Saved entries
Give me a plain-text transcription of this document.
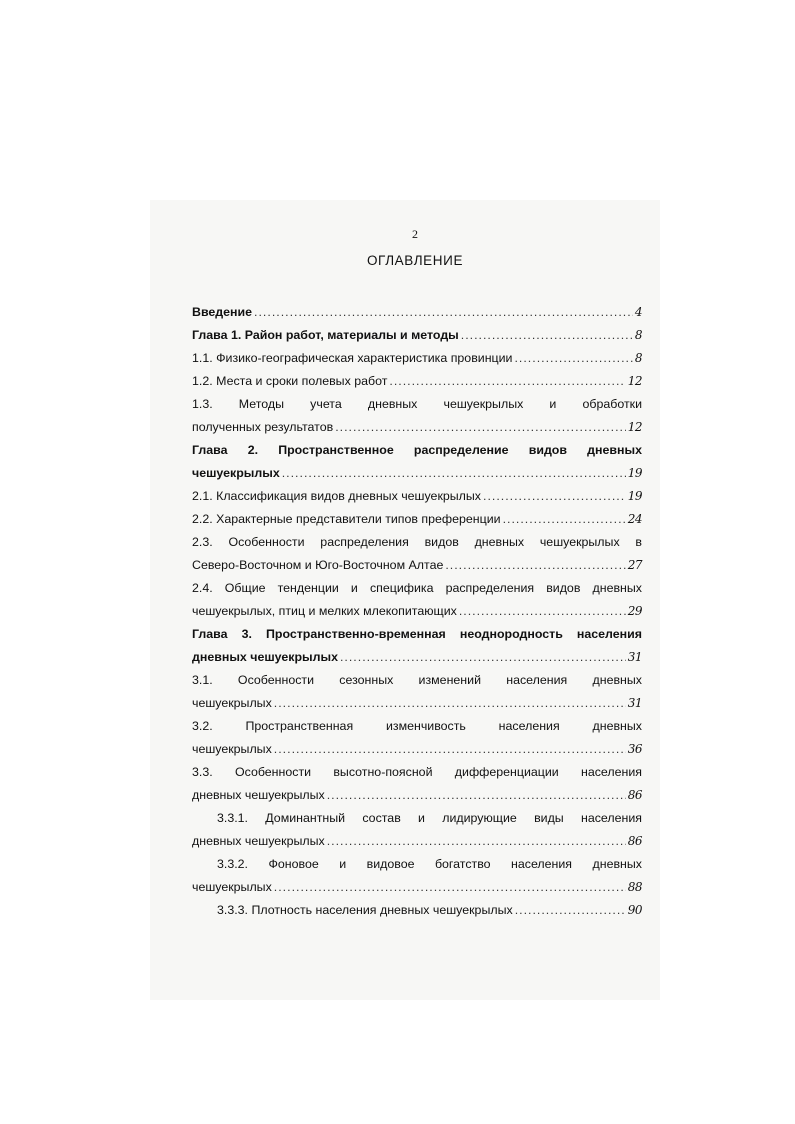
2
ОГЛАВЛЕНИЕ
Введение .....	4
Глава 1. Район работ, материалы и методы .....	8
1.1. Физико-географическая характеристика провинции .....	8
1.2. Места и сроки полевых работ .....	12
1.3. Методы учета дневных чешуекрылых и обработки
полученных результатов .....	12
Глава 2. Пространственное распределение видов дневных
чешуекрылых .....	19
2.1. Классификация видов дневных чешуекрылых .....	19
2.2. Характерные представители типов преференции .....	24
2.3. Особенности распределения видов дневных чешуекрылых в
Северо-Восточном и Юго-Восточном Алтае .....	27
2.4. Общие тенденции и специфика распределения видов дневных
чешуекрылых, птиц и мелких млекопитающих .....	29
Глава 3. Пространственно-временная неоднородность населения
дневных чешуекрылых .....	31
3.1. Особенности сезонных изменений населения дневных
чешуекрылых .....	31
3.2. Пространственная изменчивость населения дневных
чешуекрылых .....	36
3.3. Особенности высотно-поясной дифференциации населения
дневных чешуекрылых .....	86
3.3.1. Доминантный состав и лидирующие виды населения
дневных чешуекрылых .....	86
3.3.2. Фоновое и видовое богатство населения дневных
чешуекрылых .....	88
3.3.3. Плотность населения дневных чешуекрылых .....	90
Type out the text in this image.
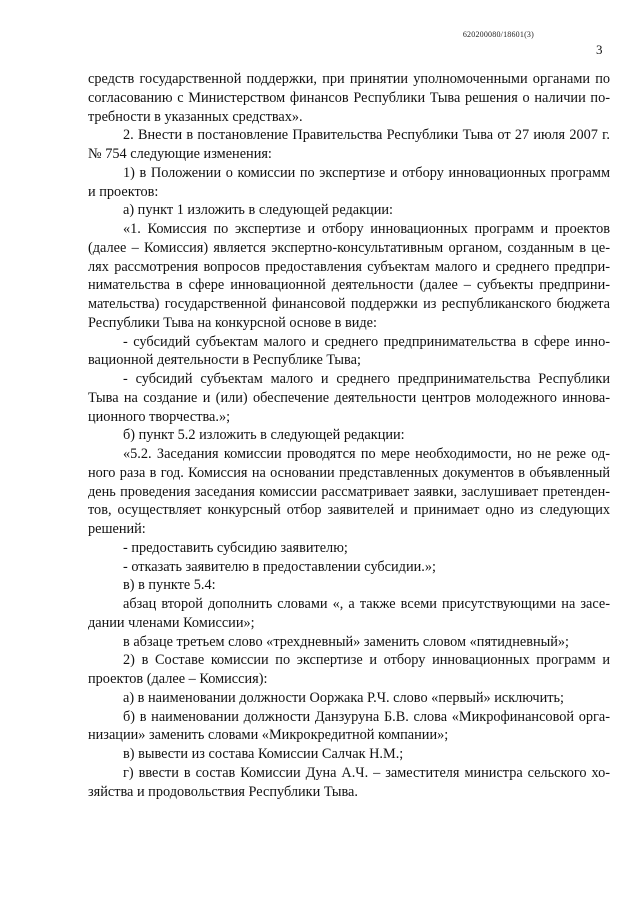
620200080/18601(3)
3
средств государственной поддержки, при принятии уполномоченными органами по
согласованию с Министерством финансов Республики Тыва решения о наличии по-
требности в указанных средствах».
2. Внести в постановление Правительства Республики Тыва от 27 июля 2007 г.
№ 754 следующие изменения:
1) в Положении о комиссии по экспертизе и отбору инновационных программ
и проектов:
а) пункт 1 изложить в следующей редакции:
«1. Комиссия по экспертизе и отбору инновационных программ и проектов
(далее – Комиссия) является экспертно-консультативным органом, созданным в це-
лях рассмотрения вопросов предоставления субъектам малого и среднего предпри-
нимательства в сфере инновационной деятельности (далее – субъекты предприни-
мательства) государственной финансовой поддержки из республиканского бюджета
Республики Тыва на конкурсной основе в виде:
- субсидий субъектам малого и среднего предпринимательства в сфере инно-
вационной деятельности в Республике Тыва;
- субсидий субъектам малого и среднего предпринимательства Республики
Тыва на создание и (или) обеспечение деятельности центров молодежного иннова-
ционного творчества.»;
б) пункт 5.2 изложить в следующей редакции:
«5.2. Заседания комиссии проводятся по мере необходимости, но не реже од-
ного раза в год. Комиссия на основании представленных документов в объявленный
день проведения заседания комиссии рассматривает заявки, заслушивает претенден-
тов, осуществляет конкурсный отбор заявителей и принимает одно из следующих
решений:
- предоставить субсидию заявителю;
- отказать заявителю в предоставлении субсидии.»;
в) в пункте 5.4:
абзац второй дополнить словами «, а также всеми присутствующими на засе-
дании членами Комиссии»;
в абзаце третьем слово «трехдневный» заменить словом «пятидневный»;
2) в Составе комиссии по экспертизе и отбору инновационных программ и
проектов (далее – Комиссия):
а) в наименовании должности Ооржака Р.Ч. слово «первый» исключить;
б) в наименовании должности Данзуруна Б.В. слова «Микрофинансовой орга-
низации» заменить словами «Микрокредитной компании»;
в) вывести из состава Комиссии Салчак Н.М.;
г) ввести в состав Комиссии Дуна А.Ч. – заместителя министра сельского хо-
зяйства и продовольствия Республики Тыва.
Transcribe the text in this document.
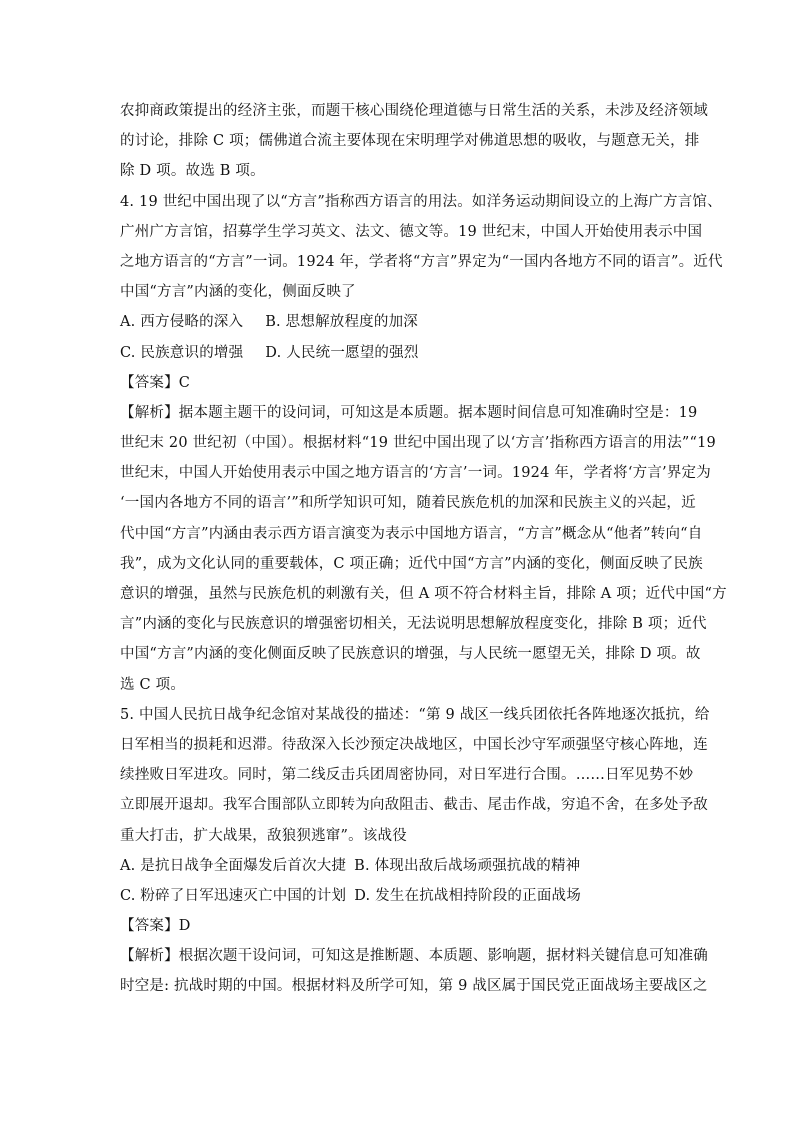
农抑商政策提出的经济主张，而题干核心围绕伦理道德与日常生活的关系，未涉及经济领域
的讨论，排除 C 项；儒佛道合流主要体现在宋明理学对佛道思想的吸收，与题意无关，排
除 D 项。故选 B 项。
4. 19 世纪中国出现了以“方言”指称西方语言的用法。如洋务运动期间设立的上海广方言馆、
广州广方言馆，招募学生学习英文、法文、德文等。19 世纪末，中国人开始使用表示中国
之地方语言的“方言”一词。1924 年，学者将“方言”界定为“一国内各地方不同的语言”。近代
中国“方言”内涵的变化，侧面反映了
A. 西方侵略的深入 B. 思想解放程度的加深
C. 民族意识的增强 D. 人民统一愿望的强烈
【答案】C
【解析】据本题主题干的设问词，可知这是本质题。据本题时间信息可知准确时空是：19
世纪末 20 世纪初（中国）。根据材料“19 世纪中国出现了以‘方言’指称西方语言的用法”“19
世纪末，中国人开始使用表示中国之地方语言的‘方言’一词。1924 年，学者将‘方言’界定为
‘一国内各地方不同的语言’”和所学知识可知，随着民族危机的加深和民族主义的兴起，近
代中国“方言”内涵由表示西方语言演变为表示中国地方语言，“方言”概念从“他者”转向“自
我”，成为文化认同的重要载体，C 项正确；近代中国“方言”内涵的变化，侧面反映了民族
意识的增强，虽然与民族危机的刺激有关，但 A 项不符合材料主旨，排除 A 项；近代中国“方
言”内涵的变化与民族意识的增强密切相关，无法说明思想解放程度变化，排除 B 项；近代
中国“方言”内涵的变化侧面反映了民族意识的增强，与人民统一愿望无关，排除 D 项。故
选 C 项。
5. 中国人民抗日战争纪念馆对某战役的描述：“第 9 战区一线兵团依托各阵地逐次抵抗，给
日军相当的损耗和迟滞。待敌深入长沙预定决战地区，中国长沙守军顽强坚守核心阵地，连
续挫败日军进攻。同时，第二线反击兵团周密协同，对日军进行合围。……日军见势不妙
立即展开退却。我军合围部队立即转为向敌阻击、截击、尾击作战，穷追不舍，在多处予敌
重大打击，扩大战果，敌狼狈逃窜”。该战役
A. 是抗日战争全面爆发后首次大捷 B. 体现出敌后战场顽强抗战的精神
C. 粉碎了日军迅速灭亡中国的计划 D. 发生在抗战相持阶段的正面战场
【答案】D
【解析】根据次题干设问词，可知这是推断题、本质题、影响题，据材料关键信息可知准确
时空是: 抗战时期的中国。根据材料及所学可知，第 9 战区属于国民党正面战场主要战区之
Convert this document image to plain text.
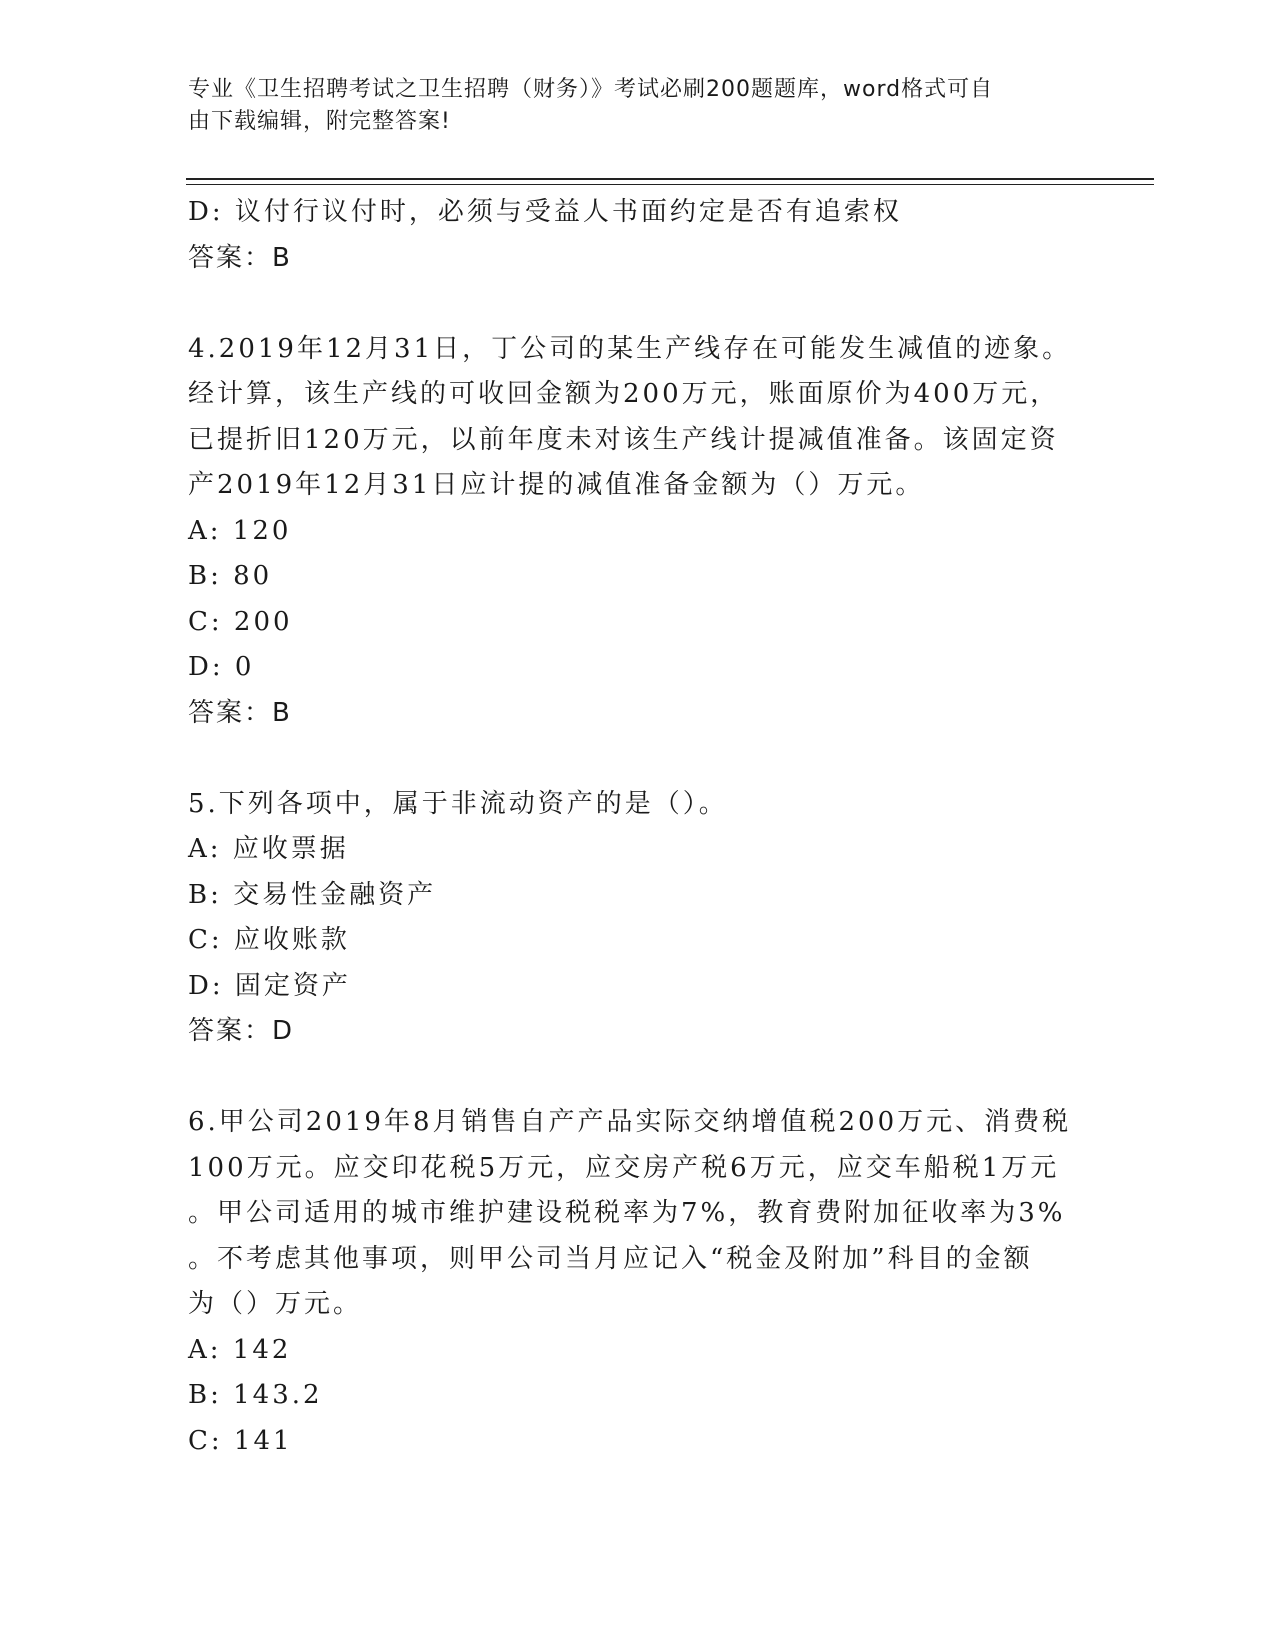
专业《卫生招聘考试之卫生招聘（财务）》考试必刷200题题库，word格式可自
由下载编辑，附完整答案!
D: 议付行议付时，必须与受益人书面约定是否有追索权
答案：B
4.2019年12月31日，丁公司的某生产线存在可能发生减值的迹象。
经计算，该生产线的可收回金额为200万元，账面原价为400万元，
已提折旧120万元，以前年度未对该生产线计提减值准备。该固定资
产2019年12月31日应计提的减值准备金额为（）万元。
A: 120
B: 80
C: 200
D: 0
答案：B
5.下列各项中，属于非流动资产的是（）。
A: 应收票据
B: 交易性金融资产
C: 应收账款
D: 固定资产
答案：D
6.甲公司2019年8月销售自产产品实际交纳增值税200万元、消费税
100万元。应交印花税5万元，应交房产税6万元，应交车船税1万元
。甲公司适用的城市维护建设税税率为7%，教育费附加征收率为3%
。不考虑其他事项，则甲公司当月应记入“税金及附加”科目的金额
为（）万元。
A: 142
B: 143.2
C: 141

**Requirements:**
Reproduce all of the entries word for word, skipping any pictures they hold.

**The solution:**
Give me a plain-text transcription of this document.
2
ОГЛАВЛЕНИЕ
Введение .....	4
Глава 1. Район работ, материалы и методы .....	8
1.1. Физико-географическая характеристика провинции .....	8
1.2. Места и сроки полевых работ .....	12
1.3. Методы учета дневных чешуекрылых и обработки
полученных результатов .....	12
Глава 2. Пространственное распределение видов дневных
чешуекрылых .....	19
2.1. Классификация видов дневных чешуекрылых .....	19
2.2. Характерные представители типов преференции .....	24
2.3. Особенности распределения видов дневных чешуекрылых в
Северо-Восточном и Юго-Восточном Алтае .....	27
2.4. Общие тенденции и специфика распределения видов дневных
чешуекрылых, птиц и мелких млекопитающих .....	29
Глава 3. Пространственно-временная неоднородность населения
дневных чешуекрылых .....	31
3.1. Особенности сезонных изменений населения дневных
чешуекрылых .....	31
3.2. Пространственная изменчивость населения дневных
чешуекрылых .....	36
3.3. Особенности высотно-поясной дифференциации населения
дневных чешуекрылых .....	86
3.3.1. Доминантный состав и лидирующие виды населения
дневных чешуекрылых .....	86
3.3.2. Фоновое и видовое богатство населения дневных
чешуекрылых .....	88
3.3.3. Плотность населения дневных чешуекрылых .....	90
Type out the text in this image.
620200080/18601(3)
3
средств государственной поддержки, при принятии уполномоченными органами по
согласованию с Министерством финансов Республики Тыва решения о наличии по-
требности в указанных средствах».
2. Внести в постановление Правительства Республики Тыва от 27 июля 2007 г.
№ 754 следующие изменения:
1) в Положении о комиссии по экспертизе и отбору инновационных программ
и проектов:
а) пункт 1 изложить в следующей редакции:
«1. Комиссия по экспертизе и отбору инновационных программ и проектов
(далее – Комиссия) является экспертно-консультативным органом, созданным в це-
лях рассмотрения вопросов предоставления субъектам малого и среднего предпри-
нимательства в сфере инновационной деятельности (далее – субъекты предприни-
мательства) государственной финансовой поддержки из республиканского бюджета
Республики Тыва на конкурсной основе в виде:
- субсидий субъектам малого и среднего предпринимательства в сфере инно-
вационной деятельности в Республике Тыва;
- субсидий субъектам малого и среднего предпринимательства Республики
Тыва на создание и (или) обеспечение деятельности центров молодежного иннова-
ционного творчества.»;
б) пункт 5.2 изложить в следующей редакции:
«5.2. Заседания комиссии проводятся по мере необходимости, но не реже од-
ного раза в год. Комиссия на основании представленных документов в объявленный
день проведения заседания комиссии рассматривает заявки, заслушивает претенден-
тов, осуществляет конкурсный отбор заявителей и принимает одно из следующих
решений:
- предоставить субсидию заявителю;
- отказать заявителю в предоставлении субсидии.»;
в) в пункте 5.4:
абзац второй дополнить словами «, а также всеми присутствующими на засе-
дании членами Комиссии»;
в абзаце третьем слово «трехдневный» заменить словом «пятидневный»;
2) в Составе комиссии по экспертизе и отбору инновационных программ и
проектов (далее – Комиссия):
а) в наименовании должности Ооржака Р.Ч. слово «первый» исключить;
б) в наименовании должности Данзуруна Б.В. слова «Микрофинансовой орга-
низации» заменить словами «Микрокредитной компании»;
в) вывести из состава Комиссии Салчак Н.М.;
г) ввести в состав Комиссии Дуна А.Ч. – заместителя министра сельского хо-
зяйства и продовольствия Республики Тыва.
Transcribe the text in this document.
农抑商政策提出的经济主张，而题干核心围绕伦理道德与日常生活的关系，未涉及经济领域
的讨论，排除 C 项；儒佛道合流主要体现在宋明理学对佛道思想的吸收，与题意无关，排
除 D 项。故选 B 项。
4. 19 世纪中国出现了以“方言”指称西方语言的用法。如洋务运动期间设立的上海广方言馆、
广州广方言馆，招募学生学习英文、法文、德文等。19 世纪末，中国人开始使用表示中国
之地方语言的“方言”一词。1924 年，学者将“方言”界定为“一国内各地方不同的语言”。近代
中国“方言”内涵的变化，侧面反映了
A. 西方侵略的深入 B. 思想解放程度的加深
C. 民族意识的增强 D. 人民统一愿望的强烈
【答案】C
【解析】据本题主题干的设问词，可知这是本质题。据本题时间信息可知准确时空是：19
世纪末 20 世纪初（中国）。根据材料“19 世纪中国出现了以‘方言’指称西方语言的用法”“19
世纪末，中国人开始使用表示中国之地方语言的‘方言’一词。1924 年，学者将‘方言’界定为
‘一国内各地方不同的语言’”和所学知识可知，随着民族危机的加深和民族主义的兴起，近
代中国“方言”内涵由表示西方语言演变为表示中国地方语言，“方言”概念从“他者”转向“自
我”，成为文化认同的重要载体，C 项正确；近代中国“方言”内涵的变化，侧面反映了民族
意识的增强，虽然与民族危机的刺激有关，但 A 项不符合材料主旨，排除 A 项；近代中国“方
言”内涵的变化与民族意识的增强密切相关，无法说明思想解放程度变化，排除 B 项；近代
中国“方言”内涵的变化侧面反映了民族意识的增强，与人民统一愿望无关，排除 D 项。故
选 C 项。
5. 中国人民抗日战争纪念馆对某战役的描述：“第 9 战区一线兵团依托各阵地逐次抵抗，给
日军相当的损耗和迟滞。待敌深入长沙预定决战地区，中国长沙守军顽强坚守核心阵地，连
续挫败日军进攻。同时，第二线反击兵团周密协同，对日军进行合围。……日军见势不妙
立即展开退却。我军合围部队立即转为向敌阻击、截击、尾击作战，穷追不舍，在多处予敌
重大打击，扩大战果，敌狼狈逃窜”。该战役
A. 是抗日战争全面爆发后首次大捷 B. 体现出敌后战场顽强抗战的精神
C. 粉碎了日军迅速灭亡中国的计划 D. 发生在抗战相持阶段的正面战场
【答案】D
【解析】根据次题干设问词，可知这是推断题、本质题、影响题，据材料关键信息可知准确
时空是: 抗战时期的中国。根据材料及所学可知，第 9 战区属于国民党正面战场主要战区之
Convert this document image to plain text.
专业《卫生招聘考试之卫生招聘（财务）》考试必刷200题题库，word格式可自
由下载编辑，附完整答案!
D: 议付行议付时，必须与受益人书面约定是否有追索权
答案：B
4.2019年12月31日，丁公司的某生产线存在可能发生减值的迹象。
经计算，该生产线的可收回金额为200万元，账面原价为400万元，
已提折旧120万元，以前年度未对该生产线计提减值准备。该固定资
产2019年12月31日应计提的减值准备金额为（）万元。
A: 120
B: 80
C: 200
D: 0
答案：B
5.下列各项中，属于非流动资产的是（）。
A: 应收票据
B: 交易性金融资产
C: 应收账款
D: 固定资产
答案：D
6.甲公司2019年8月销售自产产品实际交纳增值税200万元、消费税
100万元。应交印花税5万元，应交房产税6万元，应交车船税1万元
。甲公司适用的城市维护建设税税率为7%，教育费附加征收率为3%
。不考虑其他事项，则甲公司当月应记入“税金及附加”科目的金额
为（）万元。
A: 142
B: 143.2
C: 141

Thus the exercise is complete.